[Figure record extracts]
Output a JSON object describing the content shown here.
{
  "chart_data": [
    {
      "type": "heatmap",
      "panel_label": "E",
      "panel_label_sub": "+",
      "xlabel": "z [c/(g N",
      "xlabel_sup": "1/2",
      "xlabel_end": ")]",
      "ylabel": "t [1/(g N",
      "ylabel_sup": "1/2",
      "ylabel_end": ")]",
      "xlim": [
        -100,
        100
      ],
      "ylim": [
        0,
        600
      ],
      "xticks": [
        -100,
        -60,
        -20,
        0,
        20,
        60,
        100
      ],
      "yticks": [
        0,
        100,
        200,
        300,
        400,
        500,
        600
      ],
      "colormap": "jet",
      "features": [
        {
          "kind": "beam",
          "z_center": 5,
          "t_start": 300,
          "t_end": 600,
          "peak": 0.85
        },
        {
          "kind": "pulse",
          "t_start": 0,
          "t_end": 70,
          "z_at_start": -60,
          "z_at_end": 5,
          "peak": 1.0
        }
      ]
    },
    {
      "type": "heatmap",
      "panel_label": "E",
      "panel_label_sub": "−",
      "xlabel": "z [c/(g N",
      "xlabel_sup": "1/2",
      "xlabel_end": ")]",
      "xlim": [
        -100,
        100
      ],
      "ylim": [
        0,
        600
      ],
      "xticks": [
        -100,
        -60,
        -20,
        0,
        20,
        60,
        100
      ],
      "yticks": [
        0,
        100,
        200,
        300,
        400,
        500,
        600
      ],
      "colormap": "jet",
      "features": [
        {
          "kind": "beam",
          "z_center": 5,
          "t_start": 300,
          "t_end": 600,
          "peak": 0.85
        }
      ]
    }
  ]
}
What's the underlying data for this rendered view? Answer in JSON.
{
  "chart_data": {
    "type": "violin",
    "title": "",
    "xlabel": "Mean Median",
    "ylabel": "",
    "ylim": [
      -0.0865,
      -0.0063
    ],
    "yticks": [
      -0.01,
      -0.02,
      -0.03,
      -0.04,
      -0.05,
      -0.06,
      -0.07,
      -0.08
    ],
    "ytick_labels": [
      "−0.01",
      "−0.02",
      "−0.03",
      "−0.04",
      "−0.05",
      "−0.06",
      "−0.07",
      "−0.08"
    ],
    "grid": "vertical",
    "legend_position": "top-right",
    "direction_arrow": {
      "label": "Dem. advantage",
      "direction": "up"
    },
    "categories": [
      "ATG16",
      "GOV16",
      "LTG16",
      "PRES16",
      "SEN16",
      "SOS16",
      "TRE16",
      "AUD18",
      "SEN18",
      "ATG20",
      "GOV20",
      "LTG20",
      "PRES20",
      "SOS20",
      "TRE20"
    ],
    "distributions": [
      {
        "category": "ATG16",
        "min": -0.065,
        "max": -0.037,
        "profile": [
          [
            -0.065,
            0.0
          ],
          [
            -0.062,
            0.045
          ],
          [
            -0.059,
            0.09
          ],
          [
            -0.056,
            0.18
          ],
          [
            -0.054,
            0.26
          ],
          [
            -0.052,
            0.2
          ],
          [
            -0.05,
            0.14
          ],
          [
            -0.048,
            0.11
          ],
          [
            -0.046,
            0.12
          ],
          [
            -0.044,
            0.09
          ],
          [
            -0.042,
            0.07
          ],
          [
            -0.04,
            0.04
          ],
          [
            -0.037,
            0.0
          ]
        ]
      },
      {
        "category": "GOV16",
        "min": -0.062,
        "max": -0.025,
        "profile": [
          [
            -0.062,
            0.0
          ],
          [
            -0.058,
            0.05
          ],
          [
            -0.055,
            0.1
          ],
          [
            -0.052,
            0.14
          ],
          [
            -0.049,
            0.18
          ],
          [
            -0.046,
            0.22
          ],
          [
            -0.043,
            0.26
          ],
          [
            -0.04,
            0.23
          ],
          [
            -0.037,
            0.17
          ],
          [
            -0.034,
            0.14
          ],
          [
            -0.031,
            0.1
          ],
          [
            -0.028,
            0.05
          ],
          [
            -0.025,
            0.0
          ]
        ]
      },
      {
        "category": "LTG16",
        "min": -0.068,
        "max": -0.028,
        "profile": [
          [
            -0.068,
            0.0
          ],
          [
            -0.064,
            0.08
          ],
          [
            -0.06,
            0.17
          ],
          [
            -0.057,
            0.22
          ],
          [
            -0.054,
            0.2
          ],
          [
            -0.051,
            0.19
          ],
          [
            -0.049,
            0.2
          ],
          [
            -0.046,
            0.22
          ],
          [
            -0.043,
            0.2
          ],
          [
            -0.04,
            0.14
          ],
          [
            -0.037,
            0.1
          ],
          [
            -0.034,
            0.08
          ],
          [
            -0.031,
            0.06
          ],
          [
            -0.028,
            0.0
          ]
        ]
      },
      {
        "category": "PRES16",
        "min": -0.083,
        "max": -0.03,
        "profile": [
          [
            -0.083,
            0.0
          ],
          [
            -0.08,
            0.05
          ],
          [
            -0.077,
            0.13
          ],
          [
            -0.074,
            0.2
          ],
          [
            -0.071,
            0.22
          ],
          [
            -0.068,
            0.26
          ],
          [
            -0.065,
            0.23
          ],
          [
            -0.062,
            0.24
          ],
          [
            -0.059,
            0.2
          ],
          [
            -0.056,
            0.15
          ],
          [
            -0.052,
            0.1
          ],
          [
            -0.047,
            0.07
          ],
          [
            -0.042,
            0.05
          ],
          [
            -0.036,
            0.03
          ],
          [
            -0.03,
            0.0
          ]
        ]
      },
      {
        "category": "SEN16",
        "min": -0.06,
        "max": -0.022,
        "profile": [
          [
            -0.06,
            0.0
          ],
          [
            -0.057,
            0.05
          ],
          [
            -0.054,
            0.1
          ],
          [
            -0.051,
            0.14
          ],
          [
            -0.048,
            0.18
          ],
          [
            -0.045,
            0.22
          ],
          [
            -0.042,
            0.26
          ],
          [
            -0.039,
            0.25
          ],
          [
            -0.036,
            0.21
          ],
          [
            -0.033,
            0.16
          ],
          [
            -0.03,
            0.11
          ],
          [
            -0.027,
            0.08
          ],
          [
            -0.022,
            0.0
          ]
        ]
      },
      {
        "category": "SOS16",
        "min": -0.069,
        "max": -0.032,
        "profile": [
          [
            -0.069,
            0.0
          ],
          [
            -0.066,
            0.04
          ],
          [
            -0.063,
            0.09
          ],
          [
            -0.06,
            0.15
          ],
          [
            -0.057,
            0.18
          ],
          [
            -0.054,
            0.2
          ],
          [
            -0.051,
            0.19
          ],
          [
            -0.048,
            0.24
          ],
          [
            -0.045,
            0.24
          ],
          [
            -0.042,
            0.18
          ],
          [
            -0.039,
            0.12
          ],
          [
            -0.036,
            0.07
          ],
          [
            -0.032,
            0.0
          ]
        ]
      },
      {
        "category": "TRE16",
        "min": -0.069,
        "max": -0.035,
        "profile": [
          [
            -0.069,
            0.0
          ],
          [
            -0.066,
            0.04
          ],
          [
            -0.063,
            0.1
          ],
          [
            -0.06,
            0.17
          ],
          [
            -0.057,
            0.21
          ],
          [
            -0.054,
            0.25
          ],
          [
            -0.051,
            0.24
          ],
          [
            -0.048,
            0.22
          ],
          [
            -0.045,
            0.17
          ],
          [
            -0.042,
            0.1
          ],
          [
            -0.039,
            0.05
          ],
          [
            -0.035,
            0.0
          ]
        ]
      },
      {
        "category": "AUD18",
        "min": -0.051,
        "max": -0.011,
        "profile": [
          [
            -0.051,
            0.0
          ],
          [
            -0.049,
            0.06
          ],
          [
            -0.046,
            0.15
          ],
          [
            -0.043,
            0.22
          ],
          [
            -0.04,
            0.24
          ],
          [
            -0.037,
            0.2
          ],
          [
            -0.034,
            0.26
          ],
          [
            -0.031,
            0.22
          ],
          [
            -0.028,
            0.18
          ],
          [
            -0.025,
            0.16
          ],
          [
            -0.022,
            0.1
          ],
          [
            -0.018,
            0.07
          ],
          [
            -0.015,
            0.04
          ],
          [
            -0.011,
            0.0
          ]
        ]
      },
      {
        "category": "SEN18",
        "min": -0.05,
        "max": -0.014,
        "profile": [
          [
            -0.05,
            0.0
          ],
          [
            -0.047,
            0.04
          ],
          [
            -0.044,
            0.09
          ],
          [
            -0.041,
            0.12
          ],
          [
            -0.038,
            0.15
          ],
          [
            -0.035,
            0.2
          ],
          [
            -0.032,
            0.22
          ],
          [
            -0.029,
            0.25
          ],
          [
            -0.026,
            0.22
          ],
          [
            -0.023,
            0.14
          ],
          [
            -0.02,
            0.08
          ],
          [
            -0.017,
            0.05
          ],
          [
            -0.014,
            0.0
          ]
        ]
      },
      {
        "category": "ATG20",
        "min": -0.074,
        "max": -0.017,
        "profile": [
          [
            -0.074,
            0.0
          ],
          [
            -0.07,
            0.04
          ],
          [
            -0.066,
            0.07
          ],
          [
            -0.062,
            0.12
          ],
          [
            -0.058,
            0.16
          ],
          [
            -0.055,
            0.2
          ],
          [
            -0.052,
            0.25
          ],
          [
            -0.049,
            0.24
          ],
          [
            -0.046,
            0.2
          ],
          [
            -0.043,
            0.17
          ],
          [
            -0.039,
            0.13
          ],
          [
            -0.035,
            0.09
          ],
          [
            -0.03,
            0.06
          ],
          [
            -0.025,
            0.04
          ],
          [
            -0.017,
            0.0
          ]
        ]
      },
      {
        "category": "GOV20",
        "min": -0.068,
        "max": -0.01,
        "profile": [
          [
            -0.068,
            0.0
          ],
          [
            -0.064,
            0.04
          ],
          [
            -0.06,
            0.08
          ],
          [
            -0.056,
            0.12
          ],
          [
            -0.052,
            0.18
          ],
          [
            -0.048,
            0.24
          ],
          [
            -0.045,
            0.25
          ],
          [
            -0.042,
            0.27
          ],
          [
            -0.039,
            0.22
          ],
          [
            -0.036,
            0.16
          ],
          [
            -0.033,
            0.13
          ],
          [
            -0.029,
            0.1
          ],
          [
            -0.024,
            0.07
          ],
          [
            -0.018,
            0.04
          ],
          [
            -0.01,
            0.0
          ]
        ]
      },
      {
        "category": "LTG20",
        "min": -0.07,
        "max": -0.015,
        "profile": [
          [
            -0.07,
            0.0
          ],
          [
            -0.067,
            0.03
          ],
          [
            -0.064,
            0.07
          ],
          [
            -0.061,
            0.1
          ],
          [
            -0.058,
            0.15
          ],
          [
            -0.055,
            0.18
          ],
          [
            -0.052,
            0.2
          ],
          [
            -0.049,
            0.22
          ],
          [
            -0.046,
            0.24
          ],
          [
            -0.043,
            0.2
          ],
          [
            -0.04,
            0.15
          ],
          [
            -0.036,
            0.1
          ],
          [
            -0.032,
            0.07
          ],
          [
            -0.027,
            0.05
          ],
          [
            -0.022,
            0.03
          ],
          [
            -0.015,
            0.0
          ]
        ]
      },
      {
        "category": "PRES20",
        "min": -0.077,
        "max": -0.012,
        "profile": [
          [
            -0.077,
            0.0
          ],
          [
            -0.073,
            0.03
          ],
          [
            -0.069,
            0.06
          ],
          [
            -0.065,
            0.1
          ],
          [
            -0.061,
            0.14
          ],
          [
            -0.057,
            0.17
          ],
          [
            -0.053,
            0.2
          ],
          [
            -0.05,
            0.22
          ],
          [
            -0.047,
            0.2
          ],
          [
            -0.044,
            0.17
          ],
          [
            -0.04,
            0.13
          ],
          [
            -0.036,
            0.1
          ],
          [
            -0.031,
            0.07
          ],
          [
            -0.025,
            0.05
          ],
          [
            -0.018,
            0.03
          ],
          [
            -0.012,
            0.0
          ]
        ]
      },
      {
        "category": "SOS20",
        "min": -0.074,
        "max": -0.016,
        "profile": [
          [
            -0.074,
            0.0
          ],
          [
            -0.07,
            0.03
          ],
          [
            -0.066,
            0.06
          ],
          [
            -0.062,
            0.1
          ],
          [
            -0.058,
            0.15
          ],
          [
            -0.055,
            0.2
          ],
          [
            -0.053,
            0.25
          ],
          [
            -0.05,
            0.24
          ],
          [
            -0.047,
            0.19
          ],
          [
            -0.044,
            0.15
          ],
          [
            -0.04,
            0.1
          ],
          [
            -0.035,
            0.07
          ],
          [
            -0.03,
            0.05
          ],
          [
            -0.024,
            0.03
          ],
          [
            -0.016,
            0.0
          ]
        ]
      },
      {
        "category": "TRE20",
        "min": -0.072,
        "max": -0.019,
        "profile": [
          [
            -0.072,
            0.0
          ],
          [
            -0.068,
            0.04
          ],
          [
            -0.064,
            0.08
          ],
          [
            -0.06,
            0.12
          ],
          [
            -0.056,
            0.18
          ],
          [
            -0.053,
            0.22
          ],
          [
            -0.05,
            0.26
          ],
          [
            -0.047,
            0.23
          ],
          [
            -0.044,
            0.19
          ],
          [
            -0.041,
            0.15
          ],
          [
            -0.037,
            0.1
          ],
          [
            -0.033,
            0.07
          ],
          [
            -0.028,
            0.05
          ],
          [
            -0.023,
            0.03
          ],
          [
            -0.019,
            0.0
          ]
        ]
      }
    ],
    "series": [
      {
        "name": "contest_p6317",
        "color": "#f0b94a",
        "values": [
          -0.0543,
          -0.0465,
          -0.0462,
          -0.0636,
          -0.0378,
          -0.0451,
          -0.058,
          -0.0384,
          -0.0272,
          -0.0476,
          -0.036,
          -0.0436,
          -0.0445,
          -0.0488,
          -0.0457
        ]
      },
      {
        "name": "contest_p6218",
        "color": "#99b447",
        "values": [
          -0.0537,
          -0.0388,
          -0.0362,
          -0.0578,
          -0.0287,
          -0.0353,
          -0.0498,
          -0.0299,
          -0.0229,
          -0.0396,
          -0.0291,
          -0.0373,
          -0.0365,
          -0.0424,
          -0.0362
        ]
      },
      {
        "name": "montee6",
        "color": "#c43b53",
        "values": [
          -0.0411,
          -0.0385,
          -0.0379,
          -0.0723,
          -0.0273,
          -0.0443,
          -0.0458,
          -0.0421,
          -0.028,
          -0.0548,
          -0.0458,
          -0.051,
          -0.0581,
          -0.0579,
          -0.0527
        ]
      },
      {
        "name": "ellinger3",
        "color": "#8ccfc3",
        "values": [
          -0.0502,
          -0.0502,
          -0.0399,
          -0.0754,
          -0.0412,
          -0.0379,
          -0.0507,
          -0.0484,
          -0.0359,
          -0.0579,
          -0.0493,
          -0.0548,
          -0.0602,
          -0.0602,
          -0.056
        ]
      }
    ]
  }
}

▸ **PROBLEM DETAILS**
Return each line with "name".

▸ **OUTPUT OF THE TASK**
        "name": "contest_p6317",
        "name": "contest_p6218",
        "name": "montee6",
        "name": "ellinger3",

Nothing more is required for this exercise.